### [Exercise description]
Copy out every line in the records below that contains the string "交互设计".

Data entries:
# # # # # # #
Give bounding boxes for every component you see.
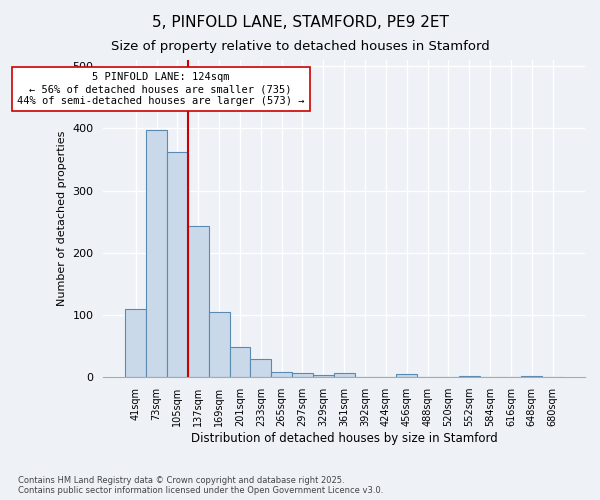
Bar xyxy=(292,373,313,377)
X-axis label: Distribution of detached houses by size in Stamford: Distribution of detached houses by size … xyxy=(191,432,497,445)
Text: 5 PINFOLD LANE: 124sqm
← 56% of detached houses are smaller (735)
44% of semi-de: 5 PINFOLD LANE: 124sqm ← 56% of detached… xyxy=(17,72,304,106)
Bar xyxy=(397,374,417,377)
Bar xyxy=(417,376,438,377)
Bar xyxy=(542,376,563,377)
Bar xyxy=(334,374,355,377)
Bar xyxy=(167,152,188,377)
Text: Contains HM Land Registry data © Crown copyright and database right 2025.
Contai: Contains HM Land Registry data © Crown c… xyxy=(18,476,383,495)
Bar xyxy=(271,372,292,377)
Text: 5, PINFOLD LANE, STAMFORD, PE9 2ET: 5, PINFOLD LANE, STAMFORD, PE9 2ET xyxy=(152,15,448,30)
Y-axis label: Number of detached properties: Number of detached properties xyxy=(57,131,67,306)
Bar xyxy=(459,376,480,377)
Bar xyxy=(146,130,167,377)
Bar xyxy=(125,309,146,377)
Bar xyxy=(250,359,271,377)
Bar xyxy=(521,376,542,377)
Text: Size of property relative to detached houses in Stamford: Size of property relative to detached ho… xyxy=(110,40,490,53)
Bar xyxy=(313,374,334,377)
Bar xyxy=(209,312,230,377)
Bar xyxy=(230,346,250,377)
Bar xyxy=(188,226,209,377)
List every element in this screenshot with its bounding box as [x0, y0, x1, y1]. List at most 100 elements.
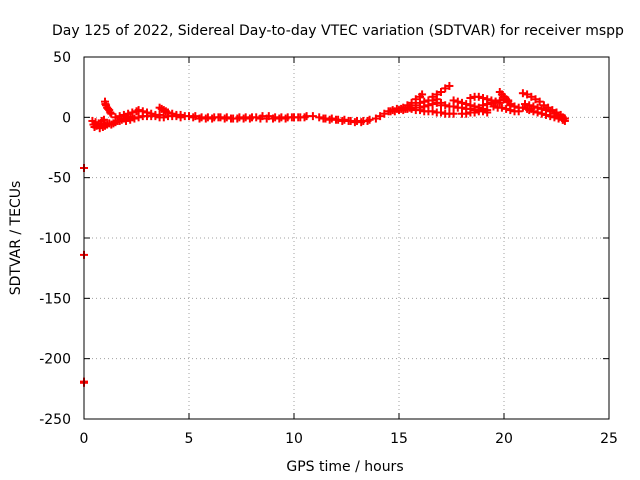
data-point [208, 114, 217, 123]
data-point [542, 110, 550, 119]
data-point [510, 102, 519, 111]
data-point [407, 103, 416, 112]
data-point [159, 113, 168, 122]
data-point [107, 109, 116, 118]
data-point [428, 100, 437, 109]
data-point [441, 84, 450, 93]
data-point [550, 113, 559, 122]
data-point [449, 109, 458, 118]
data-point [521, 100, 529, 109]
data-point [380, 109, 389, 118]
data-point [483, 100, 492, 109]
data-point [99, 115, 108, 124]
data-point [533, 108, 542, 117]
data-point [106, 108, 115, 117]
data-point [124, 109, 133, 118]
data-point [403, 101, 412, 110]
data-point [172, 112, 181, 121]
data-point [428, 92, 437, 101]
y-tick-labels: -250 -200 -150 -100 -50 0 50 [39, 50, 71, 428]
data-point [332, 115, 340, 124]
data-point [432, 90, 441, 99]
data-point [470, 108, 479, 117]
data-point [489, 102, 498, 111]
x-tick-label: 5 [185, 431, 194, 447]
x-axis-label: GPS time / hours [286, 459, 403, 475]
x-tick-label: 0 [80, 431, 89, 447]
data-point [437, 108, 445, 117]
data-point [531, 95, 540, 104]
x-tick-label: 15 [390, 431, 408, 447]
data-point [214, 113, 223, 122]
data-points [80, 81, 569, 387]
data-point [134, 106, 143, 115]
data-point [497, 103, 506, 112]
data-point [344, 116, 353, 125]
data-point [189, 113, 198, 122]
data-point [458, 98, 466, 107]
data-point [491, 97, 500, 106]
data-point [390, 107, 399, 116]
data-point [357, 118, 366, 127]
data-point [134, 113, 143, 122]
data-point [399, 103, 408, 112]
data-point [428, 107, 437, 116]
data-point [495, 96, 504, 105]
data-point [445, 81, 454, 90]
chart-title: Day 125 of 2022, Sidereal Day-to-day VTE… [52, 23, 624, 39]
data-point [437, 87, 445, 96]
data-point [462, 109, 471, 118]
data-point [537, 109, 546, 118]
x-tick-label: 10 [285, 431, 303, 447]
data-point [466, 94, 475, 103]
plot-frame [83, 56, 610, 420]
data-point [483, 108, 492, 117]
data-point [111, 113, 120, 122]
data-point [418, 90, 427, 99]
data-point [518, 89, 527, 98]
data-point [252, 113, 261, 122]
data-point [525, 106, 534, 115]
data-point [122, 116, 130, 125]
data-point [546, 112, 555, 121]
data-point [308, 112, 317, 121]
data-point [128, 108, 137, 117]
data-point [176, 113, 185, 122]
data-point [554, 114, 563, 123]
data-point [560, 116, 569, 125]
data-point [462, 100, 471, 109]
data-point [281, 114, 290, 123]
data-point [506, 101, 515, 110]
data-point [441, 101, 450, 110]
y-axis-label: SDTVAR / TECUs [8, 181, 24, 296]
data-point [466, 101, 475, 110]
y-tick-label: -200 [39, 352, 71, 368]
data-point [319, 114, 328, 123]
y-tick-label: -150 [39, 291, 71, 307]
y-tick-label: -250 [39, 412, 71, 428]
data-point [363, 116, 372, 125]
data-point [130, 114, 139, 123]
data-point [535, 97, 544, 106]
x-tick-label: 25 [600, 431, 618, 447]
data-point [529, 107, 538, 116]
y-tick-label: -50 [48, 171, 71, 187]
data-point [151, 112, 160, 121]
data-point [371, 114, 380, 123]
data-point [300, 113, 309, 122]
y-tick-label: 0 [62, 110, 71, 126]
data-point [115, 112, 124, 121]
data-point [376, 112, 385, 121]
data-point [502, 104, 511, 113]
x-tick-labels: 0 5 10 15 20 25 [80, 431, 618, 447]
data-point [523, 90, 532, 99]
data-point [245, 114, 254, 123]
data-point [527, 92, 536, 101]
y-tick-label: -100 [39, 231, 71, 247]
data-point [119, 110, 128, 119]
data-point [126, 115, 135, 124]
data-point [315, 113, 324, 122]
y-tick-label: 50 [53, 50, 71, 66]
data-point [479, 94, 487, 103]
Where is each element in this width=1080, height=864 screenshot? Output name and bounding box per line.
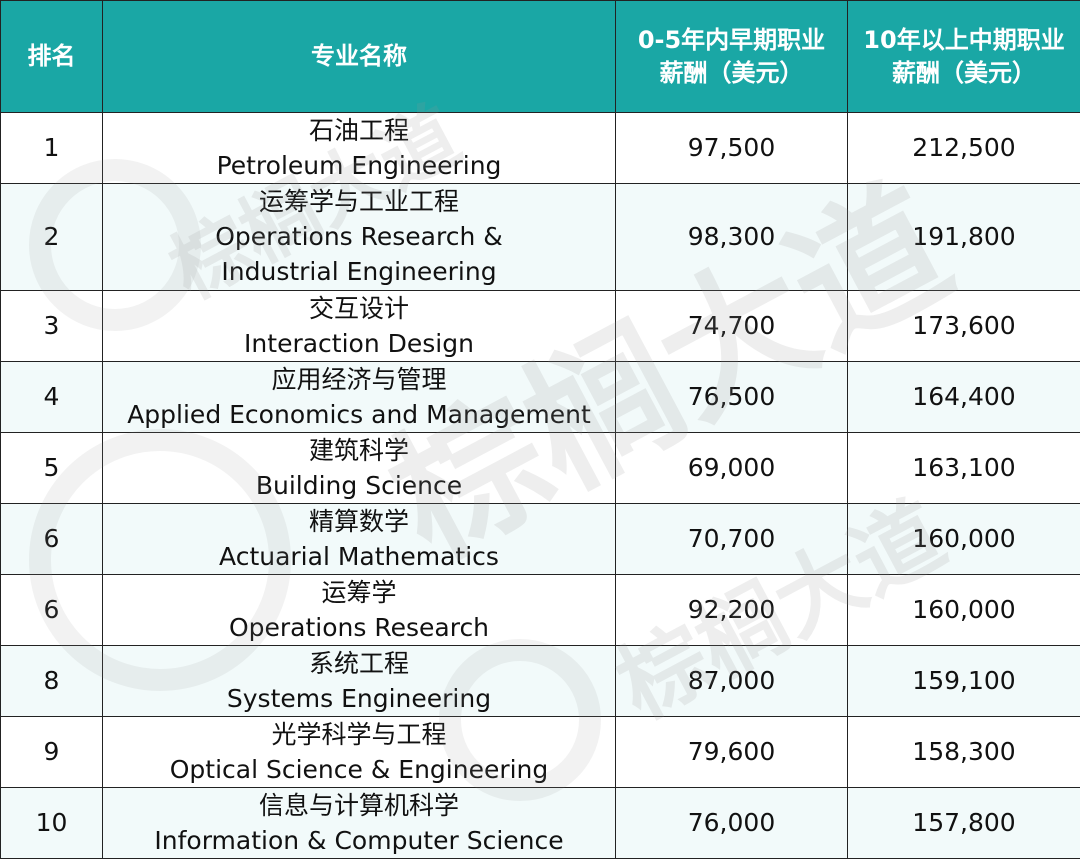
mid-salary-cell: 159,100: [847, 645, 1080, 717]
rank-cell: 6: [0, 503, 103, 575]
early-salary-cell: 76,500: [615, 361, 848, 433]
mid-salary-cell: 173,600: [847, 290, 1080, 362]
table-row: 6 精算数学 Actuarial Mathematics 70,700 160,000: [0, 503, 1080, 575]
major-name-en: Operations Research &: [215, 222, 503, 251]
rank-cell: 1: [0, 112, 103, 184]
early-salary-cell: 76,000: [615, 787, 848, 859]
major-name-en: Operations Research: [228, 612, 490, 642]
major-name-en: Industrial Engineering: [221, 257, 497, 286]
table-row: 10 信息与计算机科学 Information & Computer Science…: [0, 787, 1080, 859]
major-cell: 建筑科学 Building Science: [102, 432, 616, 504]
early-salary-cell: 74,700: [615, 290, 848, 362]
header-mid-line-1: 10年以上中期职业: [863, 25, 1065, 54]
major-cell: 信息与计算机科学 Information & Computer Science: [102, 787, 616, 859]
major-name-zh: 信息与计算机科学: [258, 790, 459, 820]
header-early-line-1: 0-5年内早期职业: [637, 25, 826, 54]
major-cell: 系统工程 Systems Engineering: [102, 645, 616, 717]
mid-salary-cell: 164,400: [847, 361, 1080, 433]
major-name-zh: 光学科学与工程: [271, 719, 447, 749]
mid-salary-cell: 191,800: [847, 183, 1080, 291]
rank-cell: 3: [0, 290, 103, 362]
rank-cell: 2: [0, 183, 103, 291]
early-salary-cell: 69,000: [615, 432, 848, 504]
major-cell: 精算数学 Actuarial Mathematics: [102, 503, 616, 575]
rank-cell: 8: [0, 645, 103, 717]
table-row: 2 运筹学与工业工程 Operations Research & Industrial…: [0, 183, 1080, 291]
major-name-zh: 系统工程: [308, 648, 409, 678]
major-cell: 运筹学 Operations Research: [102, 574, 616, 646]
table-row: 1 石油工程 Petroleum Engineering 97,500 212,500: [0, 112, 1080, 184]
header-early-salary: 0-5年内早期职业 薪酬（美元）: [615, 0, 848, 113]
major-name-zh: 运筹学与工业工程: [258, 187, 459, 216]
major-name-en: Petroleum Engineering: [216, 150, 502, 180]
header-mid-salary: 10年以上中期职业 薪酬（美元）: [847, 0, 1080, 113]
major-name-en: Interaction Design: [244, 328, 474, 358]
early-salary-cell: 79,600: [615, 716, 848, 788]
major-name-en: Systems Engineering: [226, 683, 492, 713]
mid-salary-cell: 160,000: [847, 574, 1080, 646]
major-name-en: Building Science: [255, 470, 463, 500]
mid-salary-cell: 158,300: [847, 716, 1080, 788]
major-cell: 应用经济与管理 Applied Economics and Management: [102, 361, 616, 433]
major-name-en: Information & Computer Science: [154, 825, 564, 855]
major-cell: 石油工程 Petroleum Engineering: [102, 112, 616, 184]
early-salary-cell: 87,000: [615, 645, 848, 717]
major-cell: 运筹学与工业工程 Operations Research & Industrial …: [102, 183, 616, 291]
table-row: 6 运筹学 Operations Research 92,200 160,000: [0, 574, 1080, 646]
early-salary-cell: 98,300: [615, 183, 848, 291]
header-rank: 排名: [0, 0, 103, 113]
header-major: 专业名称: [102, 0, 616, 113]
mid-salary-cell: 212,500: [847, 112, 1080, 184]
mid-salary-cell: 160,000: [847, 503, 1080, 575]
mid-salary-cell: 157,800: [847, 787, 1080, 859]
table-row: 9 光学科学与工程 Optical Science & Engineering 79,…: [0, 716, 1080, 788]
rank-cell: 6: [0, 574, 103, 646]
early-salary-cell: 70,700: [615, 503, 848, 575]
table-row: 5 建筑科学 Building Science 69,000 163,100: [0, 432, 1080, 504]
header-early-line-2: 薪酬（美元）: [659, 58, 804, 87]
major-name-zh: 运筹学: [321, 577, 397, 607]
table-body: 1 石油工程 Petroleum Engineering 97,500 212,500 2…: [0, 112, 1080, 859]
table-header: 排名 专业名称 0-5年内早期职业 薪酬（美元） 10年以上中期职业 薪酬（美元…: [0, 0, 1080, 113]
rank-cell: 4: [0, 361, 103, 433]
major-name-zh: 交互设计: [308, 293, 409, 323]
rank-cell: 9: [0, 716, 103, 788]
early-salary-cell: 97,500: [615, 112, 848, 184]
major-cell: 交互设计 Interaction Design: [102, 290, 616, 362]
major-name-en: Optical Science & Engineering: [169, 754, 549, 784]
early-salary-cell: 92,200: [615, 574, 848, 646]
major-name-zh: 建筑科学: [308, 435, 409, 465]
major-name-en: Actuarial Mathematics: [219, 541, 499, 571]
major-name-zh: 精算数学: [308, 506, 409, 536]
major-name-zh: 应用经济与管理: [271, 364, 447, 394]
table-row: 8 系统工程 Systems Engineering 87,000 159,100: [0, 645, 1080, 717]
major-name-en: Applied Economics and Management: [127, 399, 591, 429]
header-mid-line-2: 薪酬（美元）: [892, 58, 1036, 87]
mid-salary-cell: 163,100: [847, 432, 1080, 504]
major-cell: 光学科学与工程 Optical Science & Engineering: [102, 716, 616, 788]
table-row: 4 应用经济与管理 Applied Economics and Management…: [0, 361, 1080, 433]
rank-cell: 5: [0, 432, 103, 504]
rank-cell: 10: [0, 787, 103, 859]
table-row: 3 交互设计 Interaction Design 74,700 173,600: [0, 290, 1080, 362]
major-name-zh: 石油工程: [308, 115, 409, 145]
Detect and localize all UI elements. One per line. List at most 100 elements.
# # # # # # #
### [Output of the exercise]
major-name-zh: 交互设计: [308, 293, 409, 323]
major-cell: 交互设计 Interaction Design: [102, 290, 616, 362]
table-row: 3 交互设计 Interaction Design 74,700 173,600: [0, 290, 1080, 362]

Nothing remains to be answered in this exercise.